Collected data
#####
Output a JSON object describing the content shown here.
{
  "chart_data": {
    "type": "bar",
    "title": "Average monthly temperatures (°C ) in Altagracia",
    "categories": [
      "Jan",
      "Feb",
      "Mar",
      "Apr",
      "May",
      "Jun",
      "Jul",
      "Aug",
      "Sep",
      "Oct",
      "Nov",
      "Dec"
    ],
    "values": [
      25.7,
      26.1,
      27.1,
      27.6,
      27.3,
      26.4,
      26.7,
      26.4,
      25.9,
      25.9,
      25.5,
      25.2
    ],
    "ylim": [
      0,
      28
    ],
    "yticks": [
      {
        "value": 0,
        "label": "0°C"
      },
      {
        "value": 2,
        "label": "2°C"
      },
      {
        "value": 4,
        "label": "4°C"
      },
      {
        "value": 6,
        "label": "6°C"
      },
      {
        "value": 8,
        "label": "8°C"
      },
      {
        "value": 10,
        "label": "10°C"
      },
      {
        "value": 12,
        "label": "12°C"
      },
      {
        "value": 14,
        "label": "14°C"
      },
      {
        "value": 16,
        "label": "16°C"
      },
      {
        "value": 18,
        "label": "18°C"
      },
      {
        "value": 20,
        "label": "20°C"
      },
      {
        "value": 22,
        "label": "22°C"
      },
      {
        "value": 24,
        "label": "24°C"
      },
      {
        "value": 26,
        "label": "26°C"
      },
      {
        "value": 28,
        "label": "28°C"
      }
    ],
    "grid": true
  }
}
#####
## To be done
Repeat the entries shown above, every one, word for word.

## Solution to this problem
Output a JSON object describing the content shown here.
{
  "chart_data": {
    "type": "bar",
    "title": "Average monthly temperatures (°C ) in Altagracia",
    "categories": [
      "Jan",
      "Feb",
      "Mar",
      "Apr",
      "May",
      "Jun",
      "Jul",
      "Aug",
      "Sep",
      "Oct",
      "Nov",
      "Dec"
    ],
    "values": [
      25.7,
      26.1,
      27.1,
      27.6,
      27.3,
      26.4,
      26.7,
      26.4,
      25.9,
      25.9,
      25.5,
      25.2
    ],
    "ylim": [
      0,
      28
    ],
    "yticks": [
      {
        "value": 0,
        "label": "0°C"
      },
      {
        "value": 2,
        "label": "2°C"
      },
      {
        "value": 4,
        "label": "4°C"
      },
      {
        "value": 6,
        "label": "6°C"
      },
      {
        "value": 8,
        "label": "8°C"
      },
      {
        "value": 10,
        "label": "10°C"
      },
      {
        "value": 12,
        "label": "12°C"
      },
      {
        "value": 14,
        "label": "14°C"
      },
      {
        "value": 16,
        "label": "16°C"
      },
      {
        "value": 18,
        "label": "18°C"
      },
      {
        "value": 20,
        "label": "20°C"
      },
      {
        "value": 22,
        "label": "22°C"
      },
      {
        "value": 24,
        "label": "24°C"
      },
      {
        "value": 26,
        "label": "26°C"
      },
      {
        "value": 28,
        "label": "28°C"
      }
    ],
    "grid": true
  }
}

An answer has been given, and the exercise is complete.